GIVEN DATA -

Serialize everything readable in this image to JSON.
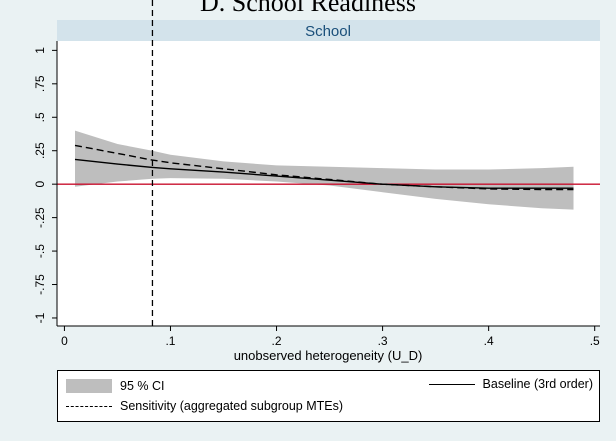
{
  "page": {
    "heading": "D. School Readiness"
  },
  "chart_data": {
    "type": "line",
    "title": "School",
    "xlabel": "unobserved heterogeneity (U_D)",
    "ylabel": "",
    "xlim": [
      0,
      0.5
    ],
    "ylim": [
      -1,
      1
    ],
    "x_ticks": [
      {
        "value": 0,
        "label": "0"
      },
      {
        "value": 0.1,
        "label": ".1"
      },
      {
        "value": 0.2,
        "label": ".2"
      },
      {
        "value": 0.3,
        "label": ".3"
      },
      {
        "value": 0.4,
        "label": ".4"
      },
      {
        "value": 0.5,
        "label": ".5"
      }
    ],
    "y_ticks": [
      {
        "value": 1,
        "label": "1"
      },
      {
        "value": 0.75,
        "label": ".75"
      },
      {
        "value": 0.5,
        "label": ".5"
      },
      {
        "value": 0.25,
        "label": ".25"
      },
      {
        "value": 0,
        "label": "0"
      },
      {
        "value": -0.25,
        "label": "-.25"
      },
      {
        "value": -0.5,
        "label": "-.5"
      },
      {
        "value": -0.75,
        "label": "-.75"
      },
      {
        "value": -1,
        "label": "-1"
      }
    ],
    "reference_lines": {
      "horizontal_y": 0,
      "horizontal_color": "#c8102e",
      "vertical_x": 0.083
    },
    "x": [
      0.01,
      0.05,
      0.083,
      0.1,
      0.15,
      0.2,
      0.25,
      0.3,
      0.35,
      0.4,
      0.45,
      0.48
    ],
    "series": [
      {
        "name": "95 % CI",
        "kind": "band",
        "color": "#bebebe",
        "lower": [
          -0.02,
          0.02,
          0.04,
          0.045,
          0.04,
          0.02,
          -0.01,
          -0.06,
          -0.11,
          -0.15,
          -0.18,
          -0.19
        ],
        "upper": [
          0.4,
          0.3,
          0.25,
          0.22,
          0.17,
          0.14,
          0.13,
          0.12,
          0.11,
          0.11,
          0.12,
          0.13
        ]
      },
      {
        "name": "Baseline (3rd order)",
        "kind": "line",
        "dash": "solid",
        "color": "#000000",
        "values": [
          0.185,
          0.15,
          0.125,
          0.115,
          0.09,
          0.06,
          0.03,
          0.0,
          -0.02,
          -0.03,
          -0.03,
          -0.03
        ]
      },
      {
        "name": "Sensitivity (aggregated subgroup MTEs)",
        "kind": "line",
        "dash": "dashed",
        "color": "#000000",
        "values": [
          0.29,
          0.23,
          0.18,
          0.16,
          0.115,
          0.07,
          0.035,
          0.0,
          -0.02,
          -0.035,
          -0.04,
          -0.04
        ]
      }
    ],
    "grid": false,
    "legend_placement": "bottom"
  },
  "legend": {
    "ci_label": "95 % CI",
    "baseline_label": "Baseline (3rd order)",
    "sensitivity_label": "Sensitivity (aggregated subgroup MTEs)"
  }
}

STATED EXERCISE -
Using the records above, copy each line that contains "Baseline".

OUTPUT OF THE TASK -
        "name": "Baseline (3rd order)",
    "baseline_label": "Baseline (3rd order)",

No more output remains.